**Given instruction**
Return the listing below exactly, with the pictures dropped.
#####
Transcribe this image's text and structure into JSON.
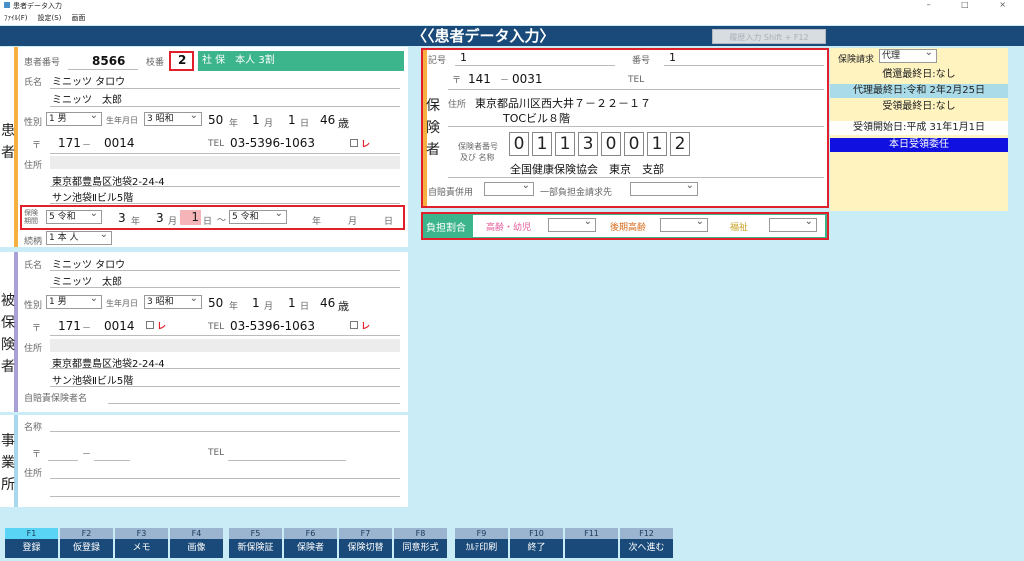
{
  "window": {
    "title": "患者データ入力",
    "controls": "– □ ×"
  },
  "menu": [
    "ﾌｧｲﾙ(F)",
    "設定(S)",
    "画面"
  ],
  "header": {
    "title": "〈〈患者データ入力〉",
    "history_button": "履歴入力 Shift + F12"
  },
  "patient": {
    "section": "患者",
    "no_label": "患者番号",
    "no": "8566",
    "branch_label": "枝番",
    "branch": "2",
    "insurance_badge": "社 保　本人 3割",
    "name_label": "氏名",
    "kana": "ミニッツ タロウ",
    "kanji": "ミニッツ　太郎",
    "sex_label": "性別",
    "sex": "1 男",
    "birth_label": "生年月日",
    "era": "3 昭和",
    "birth_year": "50",
    "year_unit": "年",
    "birth_month": "1",
    "month_unit": "月",
    "birth_day": "1",
    "day_unit": "日",
    "age": "46",
    "age_unit": "歳",
    "zip_mark": "〒",
    "zip1": "171",
    "dash": "－",
    "zip2": "0014",
    "tel_label": "TEL",
    "tel": "03-5396-1063",
    "check_mark": "レ",
    "addr_label": "住所",
    "addr1": "東京都豊島区池袋2-24-4",
    "addr2": "サン池袋Ⅱビル5階",
    "period_label": "保険期間",
    "period_era": "5 令和",
    "p_year": "3",
    "p_month": "3",
    "p_day": "1",
    "to_dash": "～",
    "end_era": "5 令和",
    "end_year_unit": "年",
    "end_month_unit": "月",
    "end_day_unit": "日",
    "relation_label": "続柄",
    "relation": "1 本 人"
  },
  "insured": {
    "section": "被保険者",
    "name_label": "氏名",
    "kana": "ミニッツ タロウ",
    "kanji": "ミニッツ　太郎",
    "sex_label": "性別",
    "sex": "1 男",
    "birth_label": "生年月日",
    "era": "3 昭和",
    "birth_year": "50",
    "year_unit": "年",
    "birth_month": "1",
    "month_unit": "月",
    "birth_day": "1",
    "day_unit": "日",
    "age": "46",
    "age_unit": "歳",
    "zip_mark": "〒",
    "zip1": "171",
    "dash": "－",
    "zip2": "0014",
    "tel_label": "TEL",
    "tel": "03-5396-1063",
    "check_mark": "レ",
    "addr_label": "住所",
    "addr1": "東京都豊島区池袋2-24-4",
    "addr2": "サン池袋Ⅱビル5階",
    "self_ins_label": "自賠責保険者名"
  },
  "workplace": {
    "section": "事業所",
    "name_label": "名称",
    "zip_mark": "〒",
    "dash": "－",
    "tel_label": "TEL",
    "addr_label": "住所"
  },
  "insurer": {
    "section": "保険者",
    "symbol_label": "記号",
    "symbol": "1",
    "number_label": "番号",
    "number": "1",
    "zip_mark": "〒",
    "zip1": "141",
    "dash": "－",
    "zip2": "0031",
    "tel_label": "TEL",
    "addr_label": "住所",
    "addr1": "東京都品川区西大井７－２２－１７",
    "addr2": "TOCビル８階",
    "ins_no_label1": "保険者番号",
    "ins_no_label2": "及び 名称",
    "digits": [
      "0",
      "1",
      "1",
      "3",
      "0",
      "0",
      "1",
      "2"
    ],
    "ins_name": "全国健康保険協会　東京　支部",
    "self_combo_label": "自賠責併用",
    "partial_label": "一部負担金請求先"
  },
  "burden": {
    "label": "負担割合",
    "elderly_child": "高齢・幼児",
    "late_elderly": "後期高齢",
    "welfare": "福祉"
  },
  "claims": {
    "request_label": "保険請求",
    "request_value": "代理",
    "repay_last": "償還最終日:なし",
    "proxy_last": "代理最終日:令和 2年2月25日",
    "receive_last": "受領最終日:なし",
    "receive_start": "受領開始日:平成 31年1月1日",
    "today_delegation": "本日受領委任"
  },
  "fkeys": [
    {
      "key": "F1",
      "label": "登録"
    },
    {
      "key": "F2",
      "label": "仮登録"
    },
    {
      "key": "F3",
      "label": "メモ"
    },
    {
      "key": "F4",
      "label": "画像"
    },
    {
      "key": "F5",
      "label": "新保険証"
    },
    {
      "key": "F6",
      "label": "保険者"
    },
    {
      "key": "F7",
      "label": "保険切替"
    },
    {
      "key": "F8",
      "label": "同意形式"
    },
    {
      "key": "F9",
      "label": "ｶﾙﾃ印刷"
    },
    {
      "key": "F10",
      "label": "終了"
    },
    {
      "key": "F11",
      "label": ""
    },
    {
      "key": "F12",
      "label": "次へ進む"
    }
  ],
  "colors": {
    "header": "#1a4a7a",
    "accent_green": "#3cb48c",
    "alert_red": "#e0202a",
    "claims_bg": "#fff3c0",
    "delegation_blue": "#1010e0",
    "proxy_bg": "#a9dbe8"
  }
}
#####
**Reply to the task**
Transcribe this image's text and structure into JSON.
{
  "window": {
    "title": "患者データ入力",
    "controls": "– □ ×"
  },
  "menu": [
    "ﾌｧｲﾙ(F)",
    "設定(S)",
    "画面"
  ],
  "header": {
    "title": "〈〈患者データ入力〉",
    "history_button": "履歴入力 Shift + F12"
  },
  "patient": {
    "section": "患者",
    "no_label": "患者番号",
    "no": "8566",
    "branch_label": "枝番",
    "branch": "2",
    "insurance_badge": "社 保　本人 3割",
    "name_label": "氏名",
    "kana": "ミニッツ タロウ",
    "kanji": "ミニッツ　太郎",
    "sex_label": "性別",
    "sex": "1 男",
    "birth_label": "生年月日",
    "era": "3 昭和",
    "birth_year": "50",
    "year_unit": "年",
    "birth_month": "1",
    "month_unit": "月",
    "birth_day": "1",
    "day_unit": "日",
    "age": "46",
    "age_unit": "歳",
    "zip_mark": "〒",
    "zip1": "171",
    "dash": "－",
    "zip2": "0014",
    "tel_label": "TEL",
    "tel": "03-5396-1063",
    "check_mark": "レ",
    "addr_label": "住所",
    "addr1": "東京都豊島区池袋2-24-4",
    "addr2": "サン池袋Ⅱビル5階",
    "period_label": "保険期間",
    "period_era": "5 令和",
    "p_year": "3",
    "p_month": "3",
    "p_day": "1",
    "to_dash": "～",
    "end_era": "5 令和",
    "end_year_unit": "年",
    "end_month_unit": "月",
    "end_day_unit": "日",
    "relation_label": "続柄",
    "relation": "1 本 人"
  },
  "insured": {
    "section": "被保険者",
    "name_label": "氏名",
    "kana": "ミニッツ タロウ",
    "kanji": "ミニッツ　太郎",
    "sex_label": "性別",
    "sex": "1 男",
    "birth_label": "生年月日",
    "era": "3 昭和",
    "birth_year": "50",
    "year_unit": "年",
    "birth_month": "1",
    "month_unit": "月",
    "birth_day": "1",
    "day_unit": "日",
    "age": "46",
    "age_unit": "歳",
    "zip_mark": "〒",
    "zip1": "171",
    "dash": "－",
    "zip2": "0014",
    "tel_label": "TEL",
    "tel": "03-5396-1063",
    "check_mark": "レ",
    "addr_label": "住所",
    "addr1": "東京都豊島区池袋2-24-4",
    "addr2": "サン池袋Ⅱビル5階",
    "self_ins_label": "自賠責保険者名"
  },
  "workplace": {
    "section": "事業所",
    "name_label": "名称",
    "zip_mark": "〒",
    "dash": "－",
    "tel_label": "TEL",
    "addr_label": "住所"
  },
  "insurer": {
    "section": "保険者",
    "symbol_label": "記号",
    "symbol": "1",
    "number_label": "番号",
    "number": "1",
    "zip_mark": "〒",
    "zip1": "141",
    "dash": "－",
    "zip2": "0031",
    "tel_label": "TEL",
    "addr_label": "住所",
    "addr1": "東京都品川区西大井７－２２－１７",
    "addr2": "TOCビル８階",
    "ins_no_label1": "保険者番号",
    "ins_no_label2": "及び 名称",
    "digits": [
      "0",
      "1",
      "1",
      "3",
      "0",
      "0",
      "1",
      "2"
    ],
    "ins_name": "全国健康保険協会　東京　支部",
    "self_combo_label": "自賠責併用",
    "partial_label": "一部負担金請求先"
  },
  "burden": {
    "label": "負担割合",
    "elderly_child": "高齢・幼児",
    "late_elderly": "後期高齢",
    "welfare": "福祉"
  },
  "claims": {
    "request_label": "保険請求",
    "request_value": "代理",
    "repay_last": "償還最終日:なし",
    "proxy_last": "代理最終日:令和 2年2月25日",
    "receive_last": "受領最終日:なし",
    "receive_start": "受領開始日:平成 31年1月1日",
    "today_delegation": "本日受領委任"
  },
  "fkeys": [
    {
      "key": "F1",
      "label": "登録"
    },
    {
      "key": "F2",
      "label": "仮登録"
    },
    {
      "key": "F3",
      "label": "メモ"
    },
    {
      "key": "F4",
      "label": "画像"
    },
    {
      "key": "F5",
      "label": "新保険証"
    },
    {
      "key": "F6",
      "label": "保険者"
    },
    {
      "key": "F7",
      "label": "保険切替"
    },
    {
      "key": "F8",
      "label": "同意形式"
    },
    {
      "key": "F9",
      "label": "ｶﾙﾃ印刷"
    },
    {
      "key": "F10",
      "label": "終了"
    },
    {
      "key": "F11",
      "label": ""
    },
    {
      "key": "F12",
      "label": "次へ進む"
    }
  ],
  "colors": {
    "header": "#1a4a7a",
    "accent_green": "#3cb48c",
    "alert_red": "#e0202a",
    "claims_bg": "#fff3c0",
    "delegation_blue": "#1010e0",
    "proxy_bg": "#a9dbe8"
  }
}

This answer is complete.